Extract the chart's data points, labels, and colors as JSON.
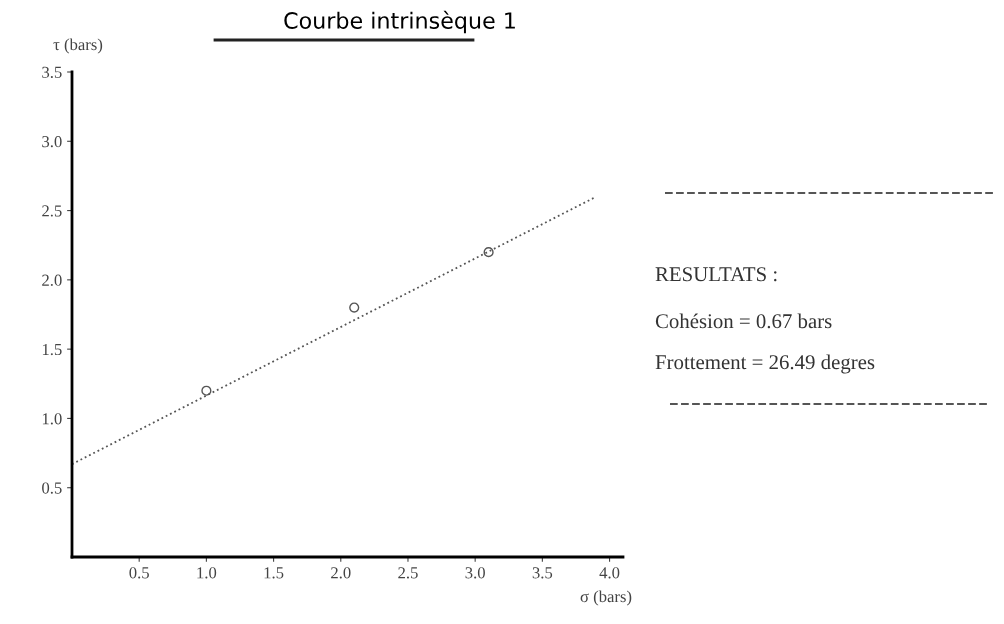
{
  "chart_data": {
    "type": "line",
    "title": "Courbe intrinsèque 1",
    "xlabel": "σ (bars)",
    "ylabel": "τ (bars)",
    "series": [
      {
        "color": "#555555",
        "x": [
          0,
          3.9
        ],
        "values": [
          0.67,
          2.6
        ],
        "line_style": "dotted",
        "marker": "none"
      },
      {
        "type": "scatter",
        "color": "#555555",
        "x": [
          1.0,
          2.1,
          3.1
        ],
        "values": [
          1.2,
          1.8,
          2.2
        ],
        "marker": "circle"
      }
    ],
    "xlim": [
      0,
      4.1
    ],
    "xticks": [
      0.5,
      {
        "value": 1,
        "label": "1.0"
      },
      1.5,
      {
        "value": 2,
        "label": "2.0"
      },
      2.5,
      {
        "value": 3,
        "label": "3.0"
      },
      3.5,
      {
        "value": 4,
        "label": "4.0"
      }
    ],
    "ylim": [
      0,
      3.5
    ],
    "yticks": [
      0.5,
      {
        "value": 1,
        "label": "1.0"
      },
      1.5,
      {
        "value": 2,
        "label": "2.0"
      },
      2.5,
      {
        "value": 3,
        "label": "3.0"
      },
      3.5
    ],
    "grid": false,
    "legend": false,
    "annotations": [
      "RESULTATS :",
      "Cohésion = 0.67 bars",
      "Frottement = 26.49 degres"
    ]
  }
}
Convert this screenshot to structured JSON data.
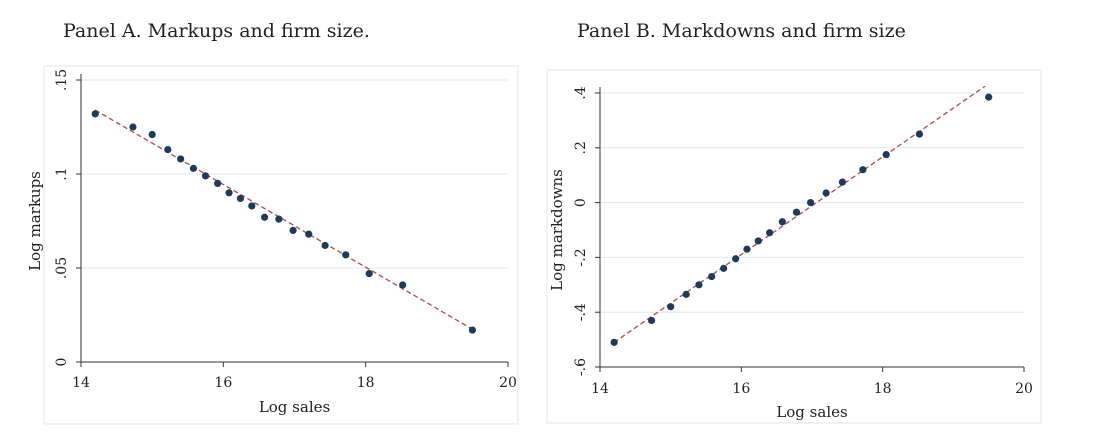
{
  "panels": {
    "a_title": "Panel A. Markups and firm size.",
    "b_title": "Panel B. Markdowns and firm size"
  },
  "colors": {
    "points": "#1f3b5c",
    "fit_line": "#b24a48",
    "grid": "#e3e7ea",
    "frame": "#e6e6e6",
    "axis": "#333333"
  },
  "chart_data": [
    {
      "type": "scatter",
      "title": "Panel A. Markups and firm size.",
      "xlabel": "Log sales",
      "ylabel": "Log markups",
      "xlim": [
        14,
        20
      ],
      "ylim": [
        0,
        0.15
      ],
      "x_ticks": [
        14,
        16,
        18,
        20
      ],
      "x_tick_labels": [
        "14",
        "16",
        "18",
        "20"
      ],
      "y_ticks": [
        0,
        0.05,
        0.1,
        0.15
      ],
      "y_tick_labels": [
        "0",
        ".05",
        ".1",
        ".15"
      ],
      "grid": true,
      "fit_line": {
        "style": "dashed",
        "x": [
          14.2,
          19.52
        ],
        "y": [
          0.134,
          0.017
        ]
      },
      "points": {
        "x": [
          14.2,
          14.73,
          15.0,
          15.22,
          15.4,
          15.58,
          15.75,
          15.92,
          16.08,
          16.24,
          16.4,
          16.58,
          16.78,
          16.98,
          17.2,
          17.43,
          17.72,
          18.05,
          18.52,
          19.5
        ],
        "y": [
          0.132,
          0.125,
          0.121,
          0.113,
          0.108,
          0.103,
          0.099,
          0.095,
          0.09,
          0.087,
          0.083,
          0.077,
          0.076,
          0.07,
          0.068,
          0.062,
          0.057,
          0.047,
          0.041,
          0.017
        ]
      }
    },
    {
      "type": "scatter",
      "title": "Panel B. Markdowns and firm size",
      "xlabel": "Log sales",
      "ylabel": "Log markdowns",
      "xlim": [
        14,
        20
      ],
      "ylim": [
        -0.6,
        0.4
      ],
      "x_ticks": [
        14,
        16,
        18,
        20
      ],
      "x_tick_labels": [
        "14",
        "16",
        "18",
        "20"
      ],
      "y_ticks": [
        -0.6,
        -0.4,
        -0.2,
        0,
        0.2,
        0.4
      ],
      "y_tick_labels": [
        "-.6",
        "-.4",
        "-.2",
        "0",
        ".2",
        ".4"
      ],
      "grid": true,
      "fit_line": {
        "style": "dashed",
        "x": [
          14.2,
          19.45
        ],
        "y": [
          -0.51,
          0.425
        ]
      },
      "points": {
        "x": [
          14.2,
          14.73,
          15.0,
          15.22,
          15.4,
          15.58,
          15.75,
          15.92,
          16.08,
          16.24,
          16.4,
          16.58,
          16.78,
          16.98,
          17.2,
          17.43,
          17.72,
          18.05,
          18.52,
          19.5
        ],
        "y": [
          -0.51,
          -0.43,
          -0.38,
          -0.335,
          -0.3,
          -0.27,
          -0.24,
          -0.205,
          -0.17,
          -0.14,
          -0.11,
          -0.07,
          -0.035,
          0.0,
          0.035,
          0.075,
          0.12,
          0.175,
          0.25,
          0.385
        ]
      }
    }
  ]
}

==

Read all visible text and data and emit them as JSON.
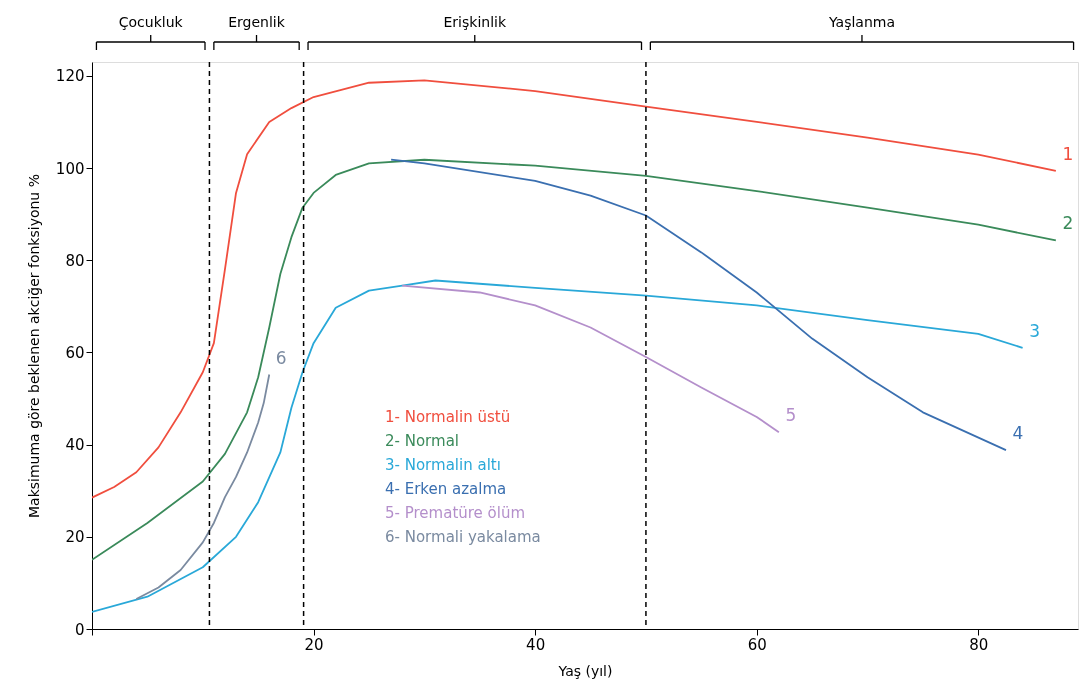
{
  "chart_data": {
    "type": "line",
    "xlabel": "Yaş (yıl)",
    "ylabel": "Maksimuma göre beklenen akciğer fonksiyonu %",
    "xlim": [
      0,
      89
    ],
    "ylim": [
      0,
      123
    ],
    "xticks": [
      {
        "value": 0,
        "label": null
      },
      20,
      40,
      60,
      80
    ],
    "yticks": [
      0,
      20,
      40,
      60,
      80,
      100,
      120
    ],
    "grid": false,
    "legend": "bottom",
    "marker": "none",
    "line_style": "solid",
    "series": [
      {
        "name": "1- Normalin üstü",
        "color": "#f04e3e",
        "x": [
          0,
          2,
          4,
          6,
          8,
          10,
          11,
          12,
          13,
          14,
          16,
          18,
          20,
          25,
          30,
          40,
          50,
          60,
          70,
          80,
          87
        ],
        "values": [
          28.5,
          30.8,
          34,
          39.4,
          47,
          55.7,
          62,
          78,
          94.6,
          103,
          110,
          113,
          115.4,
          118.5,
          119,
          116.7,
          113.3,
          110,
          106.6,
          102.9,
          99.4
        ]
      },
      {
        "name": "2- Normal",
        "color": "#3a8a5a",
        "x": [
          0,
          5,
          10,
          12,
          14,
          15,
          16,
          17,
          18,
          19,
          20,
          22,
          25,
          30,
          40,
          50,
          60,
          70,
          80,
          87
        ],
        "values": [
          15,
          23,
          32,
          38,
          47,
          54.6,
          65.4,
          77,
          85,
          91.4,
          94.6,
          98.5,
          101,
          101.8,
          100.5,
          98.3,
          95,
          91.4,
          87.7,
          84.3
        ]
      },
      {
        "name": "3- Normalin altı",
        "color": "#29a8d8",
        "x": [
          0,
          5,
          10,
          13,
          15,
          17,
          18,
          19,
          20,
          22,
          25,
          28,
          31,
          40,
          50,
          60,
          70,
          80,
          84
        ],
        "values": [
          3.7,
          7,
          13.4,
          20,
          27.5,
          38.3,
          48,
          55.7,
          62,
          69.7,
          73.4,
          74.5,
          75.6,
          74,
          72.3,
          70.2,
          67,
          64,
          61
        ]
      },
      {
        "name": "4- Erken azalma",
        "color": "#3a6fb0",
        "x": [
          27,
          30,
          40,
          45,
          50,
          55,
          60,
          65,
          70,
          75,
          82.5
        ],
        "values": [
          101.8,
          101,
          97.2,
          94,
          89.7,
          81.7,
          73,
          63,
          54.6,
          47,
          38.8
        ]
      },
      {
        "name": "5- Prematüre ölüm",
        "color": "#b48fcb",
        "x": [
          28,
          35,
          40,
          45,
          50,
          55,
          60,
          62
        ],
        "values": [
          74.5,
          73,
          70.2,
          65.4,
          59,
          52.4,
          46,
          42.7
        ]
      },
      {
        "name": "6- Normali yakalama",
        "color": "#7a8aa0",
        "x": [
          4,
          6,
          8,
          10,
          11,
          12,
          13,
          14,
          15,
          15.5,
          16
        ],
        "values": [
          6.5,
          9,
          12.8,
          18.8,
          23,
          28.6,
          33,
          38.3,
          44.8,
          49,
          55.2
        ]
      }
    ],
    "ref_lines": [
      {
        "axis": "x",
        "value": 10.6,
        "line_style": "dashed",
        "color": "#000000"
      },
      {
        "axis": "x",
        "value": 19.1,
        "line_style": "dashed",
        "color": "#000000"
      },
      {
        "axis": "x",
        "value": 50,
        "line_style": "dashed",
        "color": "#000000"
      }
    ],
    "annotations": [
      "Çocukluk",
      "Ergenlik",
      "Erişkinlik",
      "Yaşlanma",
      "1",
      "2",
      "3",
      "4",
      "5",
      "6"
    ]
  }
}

◆ Problem to solve
Reproduce each line from the records that contains the word "firm".

◆ Response
    "a_title": "Panel A. Markups and firm size.",
    "b_title": "Panel B. Markdowns and firm size"
      "title": "Panel A. Markups and firm size.",
      "title": "Panel B. Markdowns and firm size",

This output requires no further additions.